[To be done]
Return all of the data exactly as written, without the pictures.

[Records for processing]
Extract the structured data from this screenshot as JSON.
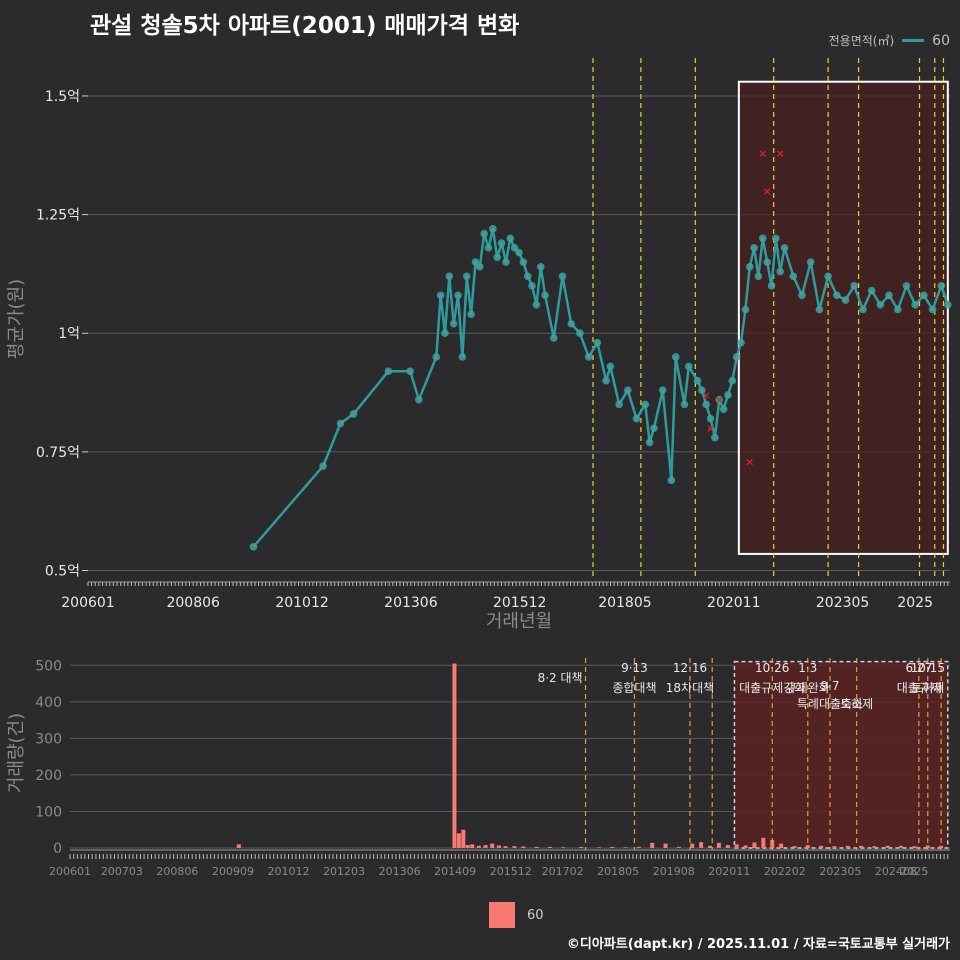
{
  "title": "관설 청솔5차 아파트(2001) 매매가격 변화",
  "legend": {
    "title": "전용면적(㎡)",
    "series_label": "60",
    "bar_label": "60"
  },
  "footer": "©디아파트(dapt.kr) / 2025.11.01 / 자료=국토교통부 실거래가",
  "colors": {
    "line": "#2e9c9c",
    "point": "#3fa3a0",
    "cancel": "#e02020",
    "bar": "#f87a72",
    "event_line": "#f0d020",
    "event_line_bottom": "#e0a030",
    "highlight_fill": "#4a2020",
    "highlight_stroke": "#ffffff"
  },
  "chart_data": [
    {
      "type": "line",
      "title": "관설 청솔5차 아파트(2001) 매매가격 변화",
      "xlabel": "거래년월",
      "ylabel": "평균가(원)",
      "xlim": [
        2006.0,
        2025.8
      ],
      "ylim": [
        0.48,
        1.58
      ],
      "x_ticks": [
        "200601",
        "200806",
        "201012",
        "201306",
        "201512",
        "201805",
        "202011",
        "202305",
        "2025"
      ],
      "y_ticks": [
        {
          "value": 0.5,
          "label": "0.5억"
        },
        {
          "value": 0.75,
          "label": "0.75억"
        },
        {
          "value": 1.0,
          "label": "1억"
        },
        {
          "value": 1.25,
          "label": "1.25억"
        },
        {
          "value": 1.5,
          "label": "1.5억"
        }
      ],
      "series": [
        {
          "name": "60",
          "x": [
            2009.8,
            2011.4,
            2011.8,
            2012.1,
            2012.9,
            2013.4,
            2013.6,
            2014.0,
            2014.1,
            2014.2,
            2014.3,
            2014.4,
            2014.5,
            2014.6,
            2014.7,
            2014.8,
            2014.9,
            2015.0,
            2015.1,
            2015.2,
            2015.3,
            2015.4,
            2015.5,
            2015.6,
            2015.7,
            2015.8,
            2015.9,
            2016.0,
            2016.1,
            2016.2,
            2016.3,
            2016.4,
            2016.5,
            2016.7,
            2016.9,
            2017.1,
            2017.3,
            2017.5,
            2017.7,
            2017.9,
            2018.0,
            2018.2,
            2018.4,
            2018.6,
            2018.8,
            2018.9,
            2019.0,
            2019.2,
            2019.4,
            2019.5,
            2019.7,
            2019.8,
            2020.0,
            2020.1,
            2020.2,
            2020.3,
            2020.4,
            2020.5,
            2020.6,
            2020.7,
            2020.8,
            2020.9,
            2021.0,
            2021.1,
            2021.2,
            2021.3,
            2021.4,
            2021.5,
            2021.6,
            2021.7,
            2021.8,
            2021.9,
            2022.0,
            2022.2,
            2022.4,
            2022.6,
            2022.8,
            2023.0,
            2023.2,
            2023.4,
            2023.6,
            2023.8,
            2024.0,
            2024.2,
            2024.4,
            2024.6,
            2024.8,
            2025.0,
            2025.2,
            2025.4,
            2025.6,
            2025.75
          ],
          "values": [
            0.55,
            0.72,
            0.81,
            0.83,
            0.92,
            0.92,
            0.86,
            0.95,
            1.08,
            1.0,
            1.12,
            1.02,
            1.08,
            0.95,
            1.12,
            1.04,
            1.15,
            1.14,
            1.21,
            1.18,
            1.22,
            1.16,
            1.19,
            1.15,
            1.2,
            1.18,
            1.17,
            1.15,
            1.12,
            1.1,
            1.06,
            1.14,
            1.08,
            0.99,
            1.12,
            1.02,
            1.0,
            0.95,
            0.98,
            0.9,
            0.93,
            0.85,
            0.88,
            0.82,
            0.85,
            0.77,
            0.8,
            0.88,
            0.69,
            0.95,
            0.85,
            0.93,
            0.9,
            0.88,
            0.85,
            0.82,
            0.78,
            0.86,
            0.84,
            0.87,
            0.9,
            0.95,
            0.98,
            1.05,
            1.14,
            1.18,
            1.12,
            1.2,
            1.15,
            1.1,
            1.2,
            1.13,
            1.18,
            1.12,
            1.08,
            1.15,
            1.05,
            1.12,
            1.08,
            1.07,
            1.1,
            1.05,
            1.09,
            1.06,
            1.08,
            1.05,
            1.1,
            1.06,
            1.08,
            1.05,
            1.1,
            1.06
          ]
        }
      ],
      "cancelled_trades": {
        "x": [
          2020.2,
          2020.3,
          2020.5,
          2021.2,
          2021.5,
          2021.6,
          2021.9
        ],
        "values": [
          0.87,
          0.8,
          0.86,
          0.73,
          1.38,
          1.3,
          1.38
        ]
      },
      "event_dates": [
        2017.6,
        2018.7,
        2019.95,
        2021.75,
        2023.0,
        2023.7,
        2025.1,
        2025.45,
        2025.65
      ],
      "highlight_range": {
        "x": [
          2020.95,
          2025.75
        ],
        "y": [
          0.535,
          1.53
        ]
      }
    },
    {
      "type": "bar",
      "xlabel": "",
      "ylabel": "거래량(건)",
      "xlim": [
        2006.0,
        2025.8
      ],
      "ylim": [
        0,
        520
      ],
      "y_ticks": [
        0,
        100,
        200,
        300,
        400,
        500
      ],
      "x_ticks": [
        "200601",
        "200703",
        "200806",
        "200909",
        "201012",
        "201203",
        "201306",
        "201409",
        "201512",
        "201702",
        "201805",
        "201908",
        "202011",
        "202202",
        "202305",
        "202408",
        "2025"
      ],
      "bars": {
        "x": [
          2009.8,
          2014.65,
          2014.75,
          2014.85,
          2014.95,
          2015.05,
          2015.2,
          2015.35,
          2015.5,
          2015.65,
          2015.8,
          2016.0,
          2016.2,
          2016.5,
          2016.8,
          2017.1,
          2017.5,
          2017.9,
          2018.2,
          2018.5,
          2018.8,
          2019.1,
          2019.4,
          2019.7,
          2020.0,
          2020.2,
          2020.4,
          2020.6,
          2020.8,
          2021.0,
          2021.2,
          2021.4,
          2021.6,
          2021.8,
          2022.0,
          2022.3,
          2022.6,
          2022.9,
          2023.2,
          2023.5,
          2023.8,
          2024.1,
          2024.4,
          2024.7,
          2025.0,
          2025.3,
          2025.6
        ],
        "values": [
          10,
          505,
          40,
          50,
          8,
          10,
          6,
          8,
          12,
          7,
          5,
          5,
          4,
          3,
          3,
          2,
          3,
          2,
          3,
          2,
          3,
          14,
          12,
          3,
          12,
          16,
          6,
          14,
          8,
          10,
          7,
          15,
          28,
          22,
          12,
          5,
          8,
          6,
          5,
          6,
          6,
          5,
          6,
          6,
          5,
          7,
          6
        ]
      },
      "events": [
        {
          "x": 2017.6,
          "date": "8·2",
          "label": "대책"
        },
        {
          "x": 2018.7,
          "date": "9·13",
          "label": "종합대책"
        },
        {
          "x": 2019.95,
          "date": "12·16",
          "label": "18차대책"
        },
        {
          "x": 2020.45,
          "date": "",
          "label": ""
        },
        {
          "x": 2021.8,
          "date": "10·26",
          "label": "대출규제강화"
        },
        {
          "x": 2022.6,
          "date": "1·3",
          "label": "규제완화"
        },
        {
          "x": 2023.1,
          "date": "9·7",
          "label": "특례대출축소"
        },
        {
          "x": 2023.7,
          "date": "",
          "label": "토허제"
        },
        {
          "x": 2025.1,
          "date": "6·27",
          "label": "대출규제"
        },
        {
          "x": 2025.3,
          "date": "10·15",
          "label": "토허제"
        },
        {
          "x": 2025.6,
          "date": "",
          "label": ""
        }
      ],
      "highlight_range": {
        "x": [
          2020.95,
          2025.75
        ],
        "y": [
          0,
          510
        ]
      }
    }
  ]
}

[Answer in full]
Extract the structured data from this screenshot as JSON.
{
  "title": "관설 청솔5차 아파트(2001) 매매가격 변화",
  "legend": {
    "title": "전용면적(㎡)",
    "series_label": "60",
    "bar_label": "60"
  },
  "footer": "©디아파트(dapt.kr) / 2025.11.01 / 자료=국토교통부 실거래가",
  "colors": {
    "line": "#2e9c9c",
    "point": "#3fa3a0",
    "cancel": "#e02020",
    "bar": "#f87a72",
    "event_line": "#f0d020",
    "event_line_bottom": "#e0a030",
    "highlight_fill": "#4a2020",
    "highlight_stroke": "#ffffff"
  },
  "chart_data": [
    {
      "type": "line",
      "title": "관설 청솔5차 아파트(2001) 매매가격 변화",
      "xlabel": "거래년월",
      "ylabel": "평균가(원)",
      "xlim": [
        2006.0,
        2025.8
      ],
      "ylim": [
        0.48,
        1.58
      ],
      "x_ticks": [
        "200601",
        "200806",
        "201012",
        "201306",
        "201512",
        "201805",
        "202011",
        "202305",
        "2025"
      ],
      "y_ticks": [
        {
          "value": 0.5,
          "label": "0.5억"
        },
        {
          "value": 0.75,
          "label": "0.75억"
        },
        {
          "value": 1.0,
          "label": "1억"
        },
        {
          "value": 1.25,
          "label": "1.25억"
        },
        {
          "value": 1.5,
          "label": "1.5억"
        }
      ],
      "series": [
        {
          "name": "60",
          "x": [
            2009.8,
            2011.4,
            2011.8,
            2012.1,
            2012.9,
            2013.4,
            2013.6,
            2014.0,
            2014.1,
            2014.2,
            2014.3,
            2014.4,
            2014.5,
            2014.6,
            2014.7,
            2014.8,
            2014.9,
            2015.0,
            2015.1,
            2015.2,
            2015.3,
            2015.4,
            2015.5,
            2015.6,
            2015.7,
            2015.8,
            2015.9,
            2016.0,
            2016.1,
            2016.2,
            2016.3,
            2016.4,
            2016.5,
            2016.7,
            2016.9,
            2017.1,
            2017.3,
            2017.5,
            2017.7,
            2017.9,
            2018.0,
            2018.2,
            2018.4,
            2018.6,
            2018.8,
            2018.9,
            2019.0,
            2019.2,
            2019.4,
            2019.5,
            2019.7,
            2019.8,
            2020.0,
            2020.1,
            2020.2,
            2020.3,
            2020.4,
            2020.5,
            2020.6,
            2020.7,
            2020.8,
            2020.9,
            2021.0,
            2021.1,
            2021.2,
            2021.3,
            2021.4,
            2021.5,
            2021.6,
            2021.7,
            2021.8,
            2021.9,
            2022.0,
            2022.2,
            2022.4,
            2022.6,
            2022.8,
            2023.0,
            2023.2,
            2023.4,
            2023.6,
            2023.8,
            2024.0,
            2024.2,
            2024.4,
            2024.6,
            2024.8,
            2025.0,
            2025.2,
            2025.4,
            2025.6,
            2025.75
          ],
          "values": [
            0.55,
            0.72,
            0.81,
            0.83,
            0.92,
            0.92,
            0.86,
            0.95,
            1.08,
            1.0,
            1.12,
            1.02,
            1.08,
            0.95,
            1.12,
            1.04,
            1.15,
            1.14,
            1.21,
            1.18,
            1.22,
            1.16,
            1.19,
            1.15,
            1.2,
            1.18,
            1.17,
            1.15,
            1.12,
            1.1,
            1.06,
            1.14,
            1.08,
            0.99,
            1.12,
            1.02,
            1.0,
            0.95,
            0.98,
            0.9,
            0.93,
            0.85,
            0.88,
            0.82,
            0.85,
            0.77,
            0.8,
            0.88,
            0.69,
            0.95,
            0.85,
            0.93,
            0.9,
            0.88,
            0.85,
            0.82,
            0.78,
            0.86,
            0.84,
            0.87,
            0.9,
            0.95,
            0.98,
            1.05,
            1.14,
            1.18,
            1.12,
            1.2,
            1.15,
            1.1,
            1.2,
            1.13,
            1.18,
            1.12,
            1.08,
            1.15,
            1.05,
            1.12,
            1.08,
            1.07,
            1.1,
            1.05,
            1.09,
            1.06,
            1.08,
            1.05,
            1.1,
            1.06,
            1.08,
            1.05,
            1.1,
            1.06
          ]
        }
      ],
      "cancelled_trades": {
        "x": [
          2020.2,
          2020.3,
          2020.5,
          2021.2,
          2021.5,
          2021.6,
          2021.9
        ],
        "values": [
          0.87,
          0.8,
          0.86,
          0.73,
          1.38,
          1.3,
          1.38
        ]
      },
      "event_dates": [
        2017.6,
        2018.7,
        2019.95,
        2021.75,
        2023.0,
        2023.7,
        2025.1,
        2025.45,
        2025.65
      ],
      "highlight_range": {
        "x": [
          2020.95,
          2025.75
        ],
        "y": [
          0.535,
          1.53
        ]
      }
    },
    {
      "type": "bar",
      "xlabel": "",
      "ylabel": "거래량(건)",
      "xlim": [
        2006.0,
        2025.8
      ],
      "ylim": [
        0,
        520
      ],
      "y_ticks": [
        0,
        100,
        200,
        300,
        400,
        500
      ],
      "x_ticks": [
        "200601",
        "200703",
        "200806",
        "200909",
        "201012",
        "201203",
        "201306",
        "201409",
        "201512",
        "201702",
        "201805",
        "201908",
        "202011",
        "202202",
        "202305",
        "202408",
        "2025"
      ],
      "bars": {
        "x": [
          2009.8,
          2014.65,
          2014.75,
          2014.85,
          2014.95,
          2015.05,
          2015.2,
          2015.35,
          2015.5,
          2015.65,
          2015.8,
          2016.0,
          2016.2,
          2016.5,
          2016.8,
          2017.1,
          2017.5,
          2017.9,
          2018.2,
          2018.5,
          2018.8,
          2019.1,
          2019.4,
          2019.7,
          2020.0,
          2020.2,
          2020.4,
          2020.6,
          2020.8,
          2021.0,
          2021.2,
          2021.4,
          2021.6,
          2021.8,
          2022.0,
          2022.3,
          2022.6,
          2022.9,
          2023.2,
          2023.5,
          2023.8,
          2024.1,
          2024.4,
          2024.7,
          2025.0,
          2025.3,
          2025.6
        ],
        "values": [
          10,
          505,
          40,
          50,
          8,
          10,
          6,
          8,
          12,
          7,
          5,
          5,
          4,
          3,
          3,
          2,
          3,
          2,
          3,
          2,
          3,
          14,
          12,
          3,
          12,
          16,
          6,
          14,
          8,
          10,
          7,
          15,
          28,
          22,
          12,
          5,
          8,
          6,
          5,
          6,
          6,
          5,
          6,
          6,
          5,
          7,
          6
        ]
      },
      "events": [
        {
          "x": 2017.6,
          "date": "8·2",
          "label": "대책"
        },
        {
          "x": 2018.7,
          "date": "9·13",
          "label": "종합대책"
        },
        {
          "x": 2019.95,
          "date": "12·16",
          "label": "18차대책"
        },
        {
          "x": 2020.45,
          "date": "",
          "label": ""
        },
        {
          "x": 2021.8,
          "date": "10·26",
          "label": "대출규제강화"
        },
        {
          "x": 2022.6,
          "date": "1·3",
          "label": "규제완화"
        },
        {
          "x": 2023.1,
          "date": "9·7",
          "label": "특례대출축소"
        },
        {
          "x": 2023.7,
          "date": "",
          "label": "토허제"
        },
        {
          "x": 2025.1,
          "date": "6·27",
          "label": "대출규제"
        },
        {
          "x": 2025.3,
          "date": "10·15",
          "label": "토허제"
        },
        {
          "x": 2025.6,
          "date": "",
          "label": ""
        }
      ],
      "highlight_range": {
        "x": [
          2020.95,
          2025.75
        ],
        "y": [
          0,
          510
        ]
      }
    }
  ]
}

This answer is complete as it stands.